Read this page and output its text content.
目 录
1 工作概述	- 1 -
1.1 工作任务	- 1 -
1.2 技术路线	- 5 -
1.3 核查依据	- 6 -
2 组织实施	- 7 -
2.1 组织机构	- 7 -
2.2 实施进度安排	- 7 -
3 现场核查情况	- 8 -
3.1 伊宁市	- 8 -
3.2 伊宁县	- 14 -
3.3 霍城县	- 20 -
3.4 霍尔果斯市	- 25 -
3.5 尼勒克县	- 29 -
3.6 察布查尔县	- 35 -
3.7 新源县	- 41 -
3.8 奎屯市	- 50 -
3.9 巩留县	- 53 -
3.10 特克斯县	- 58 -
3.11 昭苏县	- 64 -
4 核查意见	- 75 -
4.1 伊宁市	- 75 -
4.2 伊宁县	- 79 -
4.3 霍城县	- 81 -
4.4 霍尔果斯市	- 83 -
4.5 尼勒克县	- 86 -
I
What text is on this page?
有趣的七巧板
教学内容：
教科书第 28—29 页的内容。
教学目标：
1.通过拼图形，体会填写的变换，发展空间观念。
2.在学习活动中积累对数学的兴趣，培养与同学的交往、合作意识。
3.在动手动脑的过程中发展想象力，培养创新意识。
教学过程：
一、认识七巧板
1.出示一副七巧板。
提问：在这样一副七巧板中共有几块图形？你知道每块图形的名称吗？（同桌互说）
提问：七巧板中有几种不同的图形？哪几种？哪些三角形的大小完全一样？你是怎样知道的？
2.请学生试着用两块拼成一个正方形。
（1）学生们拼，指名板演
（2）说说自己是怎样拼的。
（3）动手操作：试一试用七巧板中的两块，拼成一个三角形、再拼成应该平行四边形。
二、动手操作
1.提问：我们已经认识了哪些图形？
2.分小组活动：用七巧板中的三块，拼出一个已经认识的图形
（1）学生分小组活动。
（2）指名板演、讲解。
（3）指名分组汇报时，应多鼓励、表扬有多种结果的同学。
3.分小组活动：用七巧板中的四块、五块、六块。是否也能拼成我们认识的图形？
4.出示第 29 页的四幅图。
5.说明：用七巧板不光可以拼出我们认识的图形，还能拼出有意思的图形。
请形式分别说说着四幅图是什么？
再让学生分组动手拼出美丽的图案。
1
__________________________________________________
• _Instructions to follow_: Exactly reproduce all of the entries above.

• _Written response_:
Read this page and output its text content.
目 录
1 工作概述	- 1 -
1.1 工作任务	- 1 -
1.2 技术路线	- 5 -
1.3 核查依据	- 6 -
2 组织实施	- 7 -
2.1 组织机构	- 7 -
2.2 实施进度安排	- 7 -
3 现场核查情况	- 8 -
3.1 伊宁市	- 8 -
3.2 伊宁县	- 14 -
3.3 霍城县	- 20 -
3.4 霍尔果斯市	- 25 -
3.5 尼勒克县	- 29 -
3.6 察布查尔县	- 35 -
3.7 新源县	- 41 -
3.8 奎屯市	- 50 -
3.9 巩留县	- 53 -
3.10 特克斯县	- 58 -
3.11 昭苏县	- 64 -
4 核查意见	- 75 -
4.1 伊宁市	- 75 -
4.2 伊宁县	- 79 -
4.3 霍城县	- 81 -
4.4 霍尔果斯市	- 83 -
4.5 尼勒克县	- 86 -
I
What text is on this page?
有趣的七巧板
教学内容：
教科书第 28—29 页的内容。
教学目标：
1.通过拼图形，体会填写的变换，发展空间观念。
2.在学习活动中积累对数学的兴趣，培养与同学的交往、合作意识。
3.在动手动脑的过程中发展想象力，培养创新意识。
教学过程：
一、认识七巧板
1.出示一副七巧板。
提问：在这样一副七巧板中共有几块图形？你知道每块图形的名称吗？（同桌互说）
提问：七巧板中有几种不同的图形？哪几种？哪些三角形的大小完全一样？你是怎样知道的？
2.请学生试着用两块拼成一个正方形。
（1）学生们拼，指名板演
（2）说说自己是怎样拼的。
（3）动手操作：试一试用七巧板中的两块，拼成一个三角形、再拼成应该平行四边形。
二、动手操作
1.提问：我们已经认识了哪些图形？
2.分小组活动：用七巧板中的三块，拼出一个已经认识的图形
（1）学生分小组活动。
（2）指名板演、讲解。
（3）指名分组汇报时，应多鼓励、表扬有多种结果的同学。
3.分小组活动：用七巧板中的四块、五块、六块。是否也能拼成我们认识的图形？
4.出示第 29 页的四幅图。
5.说明：用七巧板不光可以拼出我们认识的图形，还能拼出有意思的图形。
请形式分别说说着四幅图是什么？
再让学生分组动手拼出美丽的图案。
1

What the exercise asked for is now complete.